<<<<
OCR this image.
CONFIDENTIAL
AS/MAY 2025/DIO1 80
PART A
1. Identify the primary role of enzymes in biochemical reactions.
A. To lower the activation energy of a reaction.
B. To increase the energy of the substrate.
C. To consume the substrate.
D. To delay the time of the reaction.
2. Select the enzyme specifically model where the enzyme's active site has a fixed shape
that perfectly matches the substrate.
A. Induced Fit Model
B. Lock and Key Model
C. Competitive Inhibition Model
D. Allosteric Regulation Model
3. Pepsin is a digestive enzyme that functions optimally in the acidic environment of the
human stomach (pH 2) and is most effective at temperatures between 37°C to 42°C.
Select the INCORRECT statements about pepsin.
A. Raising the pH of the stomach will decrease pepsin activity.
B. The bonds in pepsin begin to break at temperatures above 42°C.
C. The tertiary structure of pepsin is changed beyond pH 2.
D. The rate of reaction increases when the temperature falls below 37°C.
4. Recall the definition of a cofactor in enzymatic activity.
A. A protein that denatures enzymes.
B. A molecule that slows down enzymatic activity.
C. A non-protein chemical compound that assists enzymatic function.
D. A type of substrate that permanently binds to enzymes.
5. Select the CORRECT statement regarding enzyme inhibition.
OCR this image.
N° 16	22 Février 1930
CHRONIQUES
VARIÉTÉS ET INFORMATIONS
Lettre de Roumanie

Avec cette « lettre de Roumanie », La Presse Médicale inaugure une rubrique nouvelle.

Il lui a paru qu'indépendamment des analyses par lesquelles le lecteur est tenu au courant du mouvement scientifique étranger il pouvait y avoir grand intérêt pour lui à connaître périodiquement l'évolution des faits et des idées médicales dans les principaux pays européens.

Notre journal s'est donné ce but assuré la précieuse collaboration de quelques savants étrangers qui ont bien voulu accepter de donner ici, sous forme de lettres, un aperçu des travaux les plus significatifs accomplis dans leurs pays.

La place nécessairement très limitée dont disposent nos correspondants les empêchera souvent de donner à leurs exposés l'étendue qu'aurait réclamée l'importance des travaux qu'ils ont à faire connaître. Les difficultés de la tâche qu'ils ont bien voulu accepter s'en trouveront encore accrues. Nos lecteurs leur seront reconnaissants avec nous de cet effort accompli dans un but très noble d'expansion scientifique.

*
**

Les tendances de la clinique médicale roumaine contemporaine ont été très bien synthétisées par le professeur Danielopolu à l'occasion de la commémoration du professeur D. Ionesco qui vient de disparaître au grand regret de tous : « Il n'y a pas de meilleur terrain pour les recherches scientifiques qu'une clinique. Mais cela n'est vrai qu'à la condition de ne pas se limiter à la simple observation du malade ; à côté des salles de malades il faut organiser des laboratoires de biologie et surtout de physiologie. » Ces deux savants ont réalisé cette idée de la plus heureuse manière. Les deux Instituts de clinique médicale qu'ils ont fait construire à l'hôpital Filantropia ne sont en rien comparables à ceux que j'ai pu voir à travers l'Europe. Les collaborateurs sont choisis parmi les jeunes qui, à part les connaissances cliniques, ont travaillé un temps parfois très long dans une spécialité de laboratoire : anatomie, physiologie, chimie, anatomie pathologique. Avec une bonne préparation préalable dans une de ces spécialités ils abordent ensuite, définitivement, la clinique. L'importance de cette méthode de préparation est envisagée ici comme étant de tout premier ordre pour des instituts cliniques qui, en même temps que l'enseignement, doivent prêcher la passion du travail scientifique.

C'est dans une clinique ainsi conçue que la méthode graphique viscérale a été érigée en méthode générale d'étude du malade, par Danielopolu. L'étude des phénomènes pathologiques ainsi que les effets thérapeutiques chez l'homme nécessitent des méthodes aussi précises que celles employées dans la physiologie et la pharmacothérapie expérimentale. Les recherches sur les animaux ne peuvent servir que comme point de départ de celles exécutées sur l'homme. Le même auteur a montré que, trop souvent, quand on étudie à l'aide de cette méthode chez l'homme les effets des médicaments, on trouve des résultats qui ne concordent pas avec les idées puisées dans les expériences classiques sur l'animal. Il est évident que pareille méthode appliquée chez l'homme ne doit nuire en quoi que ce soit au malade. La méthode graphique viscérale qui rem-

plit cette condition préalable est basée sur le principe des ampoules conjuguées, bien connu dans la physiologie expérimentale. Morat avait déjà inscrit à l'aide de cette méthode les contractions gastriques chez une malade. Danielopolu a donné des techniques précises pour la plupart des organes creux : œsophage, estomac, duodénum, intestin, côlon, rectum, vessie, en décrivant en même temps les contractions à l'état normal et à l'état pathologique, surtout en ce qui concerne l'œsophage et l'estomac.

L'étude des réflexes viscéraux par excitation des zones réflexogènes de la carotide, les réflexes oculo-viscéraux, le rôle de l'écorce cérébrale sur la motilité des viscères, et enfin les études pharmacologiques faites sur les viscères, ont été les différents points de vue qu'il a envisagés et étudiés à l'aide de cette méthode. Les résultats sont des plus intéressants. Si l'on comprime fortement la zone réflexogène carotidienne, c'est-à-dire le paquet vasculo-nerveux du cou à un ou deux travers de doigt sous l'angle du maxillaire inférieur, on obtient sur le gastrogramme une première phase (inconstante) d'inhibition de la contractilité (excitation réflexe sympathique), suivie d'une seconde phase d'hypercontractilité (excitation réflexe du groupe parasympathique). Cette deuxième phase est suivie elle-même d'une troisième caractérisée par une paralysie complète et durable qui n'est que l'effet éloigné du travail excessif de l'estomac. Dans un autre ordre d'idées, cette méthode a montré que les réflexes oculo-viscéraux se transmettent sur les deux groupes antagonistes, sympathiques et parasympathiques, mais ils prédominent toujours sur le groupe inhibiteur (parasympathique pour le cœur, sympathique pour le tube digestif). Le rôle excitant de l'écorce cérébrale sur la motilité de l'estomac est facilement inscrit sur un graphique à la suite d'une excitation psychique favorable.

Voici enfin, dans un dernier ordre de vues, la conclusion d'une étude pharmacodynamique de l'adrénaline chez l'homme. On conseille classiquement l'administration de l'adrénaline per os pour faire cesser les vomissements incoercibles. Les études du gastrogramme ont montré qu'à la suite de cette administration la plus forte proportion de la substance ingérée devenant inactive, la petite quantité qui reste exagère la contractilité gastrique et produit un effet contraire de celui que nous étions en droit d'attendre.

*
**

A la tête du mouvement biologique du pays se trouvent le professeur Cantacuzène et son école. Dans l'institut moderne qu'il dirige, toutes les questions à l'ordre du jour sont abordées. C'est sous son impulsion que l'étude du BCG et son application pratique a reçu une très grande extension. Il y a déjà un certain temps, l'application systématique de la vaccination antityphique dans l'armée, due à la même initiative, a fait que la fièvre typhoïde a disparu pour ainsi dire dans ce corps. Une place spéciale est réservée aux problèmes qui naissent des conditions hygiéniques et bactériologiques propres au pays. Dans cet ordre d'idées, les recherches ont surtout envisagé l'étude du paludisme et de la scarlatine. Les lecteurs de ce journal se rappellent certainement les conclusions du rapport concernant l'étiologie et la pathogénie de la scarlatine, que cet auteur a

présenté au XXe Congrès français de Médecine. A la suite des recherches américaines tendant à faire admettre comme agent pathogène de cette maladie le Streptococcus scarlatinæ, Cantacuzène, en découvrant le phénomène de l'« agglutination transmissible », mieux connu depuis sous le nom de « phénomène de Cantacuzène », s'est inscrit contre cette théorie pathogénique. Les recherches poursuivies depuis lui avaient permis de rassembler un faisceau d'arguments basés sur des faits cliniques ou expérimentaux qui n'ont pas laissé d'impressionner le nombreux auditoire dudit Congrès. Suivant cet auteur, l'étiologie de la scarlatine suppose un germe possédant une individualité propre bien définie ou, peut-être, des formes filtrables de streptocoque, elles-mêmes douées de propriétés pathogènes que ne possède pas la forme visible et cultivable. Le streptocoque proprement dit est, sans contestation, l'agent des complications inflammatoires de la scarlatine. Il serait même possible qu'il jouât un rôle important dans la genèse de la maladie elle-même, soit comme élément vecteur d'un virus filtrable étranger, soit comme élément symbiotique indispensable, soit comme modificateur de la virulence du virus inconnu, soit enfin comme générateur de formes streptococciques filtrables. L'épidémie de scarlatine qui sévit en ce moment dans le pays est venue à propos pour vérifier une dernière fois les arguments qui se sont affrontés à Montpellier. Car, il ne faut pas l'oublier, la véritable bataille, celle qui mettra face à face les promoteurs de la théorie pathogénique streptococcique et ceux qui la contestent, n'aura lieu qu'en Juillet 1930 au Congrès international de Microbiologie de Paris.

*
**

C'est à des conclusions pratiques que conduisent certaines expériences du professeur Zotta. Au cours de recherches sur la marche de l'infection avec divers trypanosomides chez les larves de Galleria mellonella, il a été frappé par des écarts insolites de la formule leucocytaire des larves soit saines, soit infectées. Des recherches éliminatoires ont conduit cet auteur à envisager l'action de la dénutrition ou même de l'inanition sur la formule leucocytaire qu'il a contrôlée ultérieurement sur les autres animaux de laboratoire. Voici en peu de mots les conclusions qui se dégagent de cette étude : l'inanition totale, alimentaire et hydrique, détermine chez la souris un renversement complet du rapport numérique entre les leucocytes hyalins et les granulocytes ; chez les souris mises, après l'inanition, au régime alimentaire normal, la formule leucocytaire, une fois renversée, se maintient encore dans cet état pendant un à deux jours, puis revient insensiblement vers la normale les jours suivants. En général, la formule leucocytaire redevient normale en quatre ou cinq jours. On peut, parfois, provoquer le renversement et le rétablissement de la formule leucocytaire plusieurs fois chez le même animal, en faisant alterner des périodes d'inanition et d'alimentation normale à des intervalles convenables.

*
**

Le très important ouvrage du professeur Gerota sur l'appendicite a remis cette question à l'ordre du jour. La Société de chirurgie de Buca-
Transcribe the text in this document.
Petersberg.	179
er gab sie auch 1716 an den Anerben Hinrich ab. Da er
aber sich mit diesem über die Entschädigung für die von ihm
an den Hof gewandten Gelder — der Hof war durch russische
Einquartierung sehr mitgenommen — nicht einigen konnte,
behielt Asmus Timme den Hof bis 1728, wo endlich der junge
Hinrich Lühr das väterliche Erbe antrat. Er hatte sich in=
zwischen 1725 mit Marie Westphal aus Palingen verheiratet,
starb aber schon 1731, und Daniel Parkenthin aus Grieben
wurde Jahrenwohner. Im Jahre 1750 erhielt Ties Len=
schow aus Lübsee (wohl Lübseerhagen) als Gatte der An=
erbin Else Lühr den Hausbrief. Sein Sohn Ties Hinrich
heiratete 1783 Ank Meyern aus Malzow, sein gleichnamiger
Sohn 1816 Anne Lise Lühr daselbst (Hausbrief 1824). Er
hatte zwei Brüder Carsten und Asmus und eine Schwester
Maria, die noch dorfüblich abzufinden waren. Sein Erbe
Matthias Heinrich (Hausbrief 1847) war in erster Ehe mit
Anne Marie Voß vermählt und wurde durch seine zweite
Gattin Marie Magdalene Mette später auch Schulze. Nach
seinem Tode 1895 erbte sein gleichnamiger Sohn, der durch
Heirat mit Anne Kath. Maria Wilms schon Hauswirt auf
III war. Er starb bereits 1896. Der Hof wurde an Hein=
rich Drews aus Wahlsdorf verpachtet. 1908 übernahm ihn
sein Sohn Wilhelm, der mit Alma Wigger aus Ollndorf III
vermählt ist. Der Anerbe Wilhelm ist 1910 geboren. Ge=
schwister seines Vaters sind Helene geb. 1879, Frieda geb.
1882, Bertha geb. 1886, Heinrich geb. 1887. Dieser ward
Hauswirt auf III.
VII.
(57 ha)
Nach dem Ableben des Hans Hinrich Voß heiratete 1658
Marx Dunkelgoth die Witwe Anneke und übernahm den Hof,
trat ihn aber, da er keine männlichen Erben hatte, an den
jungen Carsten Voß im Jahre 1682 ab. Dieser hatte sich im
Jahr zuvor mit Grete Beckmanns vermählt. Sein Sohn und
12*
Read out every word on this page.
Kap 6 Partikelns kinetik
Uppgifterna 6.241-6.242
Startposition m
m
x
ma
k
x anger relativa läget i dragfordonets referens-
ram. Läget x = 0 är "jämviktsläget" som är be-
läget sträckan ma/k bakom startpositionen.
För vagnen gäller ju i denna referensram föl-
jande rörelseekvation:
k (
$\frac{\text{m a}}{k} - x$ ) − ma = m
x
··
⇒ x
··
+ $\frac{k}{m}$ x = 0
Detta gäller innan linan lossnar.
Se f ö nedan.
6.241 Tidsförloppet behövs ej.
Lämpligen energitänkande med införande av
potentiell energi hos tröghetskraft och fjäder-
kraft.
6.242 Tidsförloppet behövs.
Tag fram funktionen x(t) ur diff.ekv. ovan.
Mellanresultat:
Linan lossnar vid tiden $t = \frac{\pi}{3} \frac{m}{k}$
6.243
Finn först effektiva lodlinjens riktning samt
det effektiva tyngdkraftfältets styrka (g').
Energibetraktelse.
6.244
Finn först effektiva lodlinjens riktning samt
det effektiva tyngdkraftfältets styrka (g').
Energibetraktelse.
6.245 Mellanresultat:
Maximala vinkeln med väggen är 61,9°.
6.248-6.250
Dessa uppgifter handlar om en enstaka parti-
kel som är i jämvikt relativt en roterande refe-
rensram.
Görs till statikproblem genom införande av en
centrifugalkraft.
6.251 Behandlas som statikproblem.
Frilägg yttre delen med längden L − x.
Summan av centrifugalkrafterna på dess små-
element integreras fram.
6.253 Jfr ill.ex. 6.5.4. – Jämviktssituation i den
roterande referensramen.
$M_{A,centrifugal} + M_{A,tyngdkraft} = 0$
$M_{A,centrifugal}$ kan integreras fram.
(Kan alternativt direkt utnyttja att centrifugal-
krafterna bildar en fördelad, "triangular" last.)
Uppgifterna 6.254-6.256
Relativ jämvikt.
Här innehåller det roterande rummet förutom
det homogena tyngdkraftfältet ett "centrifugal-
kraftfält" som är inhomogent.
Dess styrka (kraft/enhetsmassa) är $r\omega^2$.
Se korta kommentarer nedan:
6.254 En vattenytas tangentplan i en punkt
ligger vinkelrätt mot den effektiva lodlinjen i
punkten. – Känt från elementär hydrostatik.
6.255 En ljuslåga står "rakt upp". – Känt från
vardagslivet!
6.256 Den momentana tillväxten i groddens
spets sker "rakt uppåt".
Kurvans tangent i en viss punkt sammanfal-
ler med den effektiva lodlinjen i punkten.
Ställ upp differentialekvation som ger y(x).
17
>>>>
▸ **Exercise**:
All lines above with "journal" in them should be returned.

▸ **Answer space**:
Notre journal s'est donné ce but assuré la précieuse collaboration de quelques savants étrangers qui ont bien voulu accepter de donner ici, sous forme de lettres, un aperçu des travaux les plus significatifs accomplis dans leurs pays.
A la tête du mouvement biologique du pays se trouvent le professeur Cantacuzène et son école. Dans l'institut moderne qu'il dirige, toutes les questions à l'ordre du jour sont abordées. C'est sous son impulsion que l'étude du BCG et son application pratique a reçu une très grande extension. Il y a déjà un certain temps, l'application systématique de la vaccination antityphique dans l'armée, due à la même initiative, a fait que la fièvre typhoïde a disparu pour ainsi dire dans ce corps. Une place spéciale est réservée aux problèmes qui naissent des conditions hygiéniques et bactériologiques propres au pays. Dans cet ordre d'idées, les recherches ont surtout envisagé l'étude du paludisme et de la scarlatine. Les lecteurs de ce journal se rappellent certainement les conclusions du rapport concernant l'étiologie et la pathogénie de la scarlatine, que cet auteur a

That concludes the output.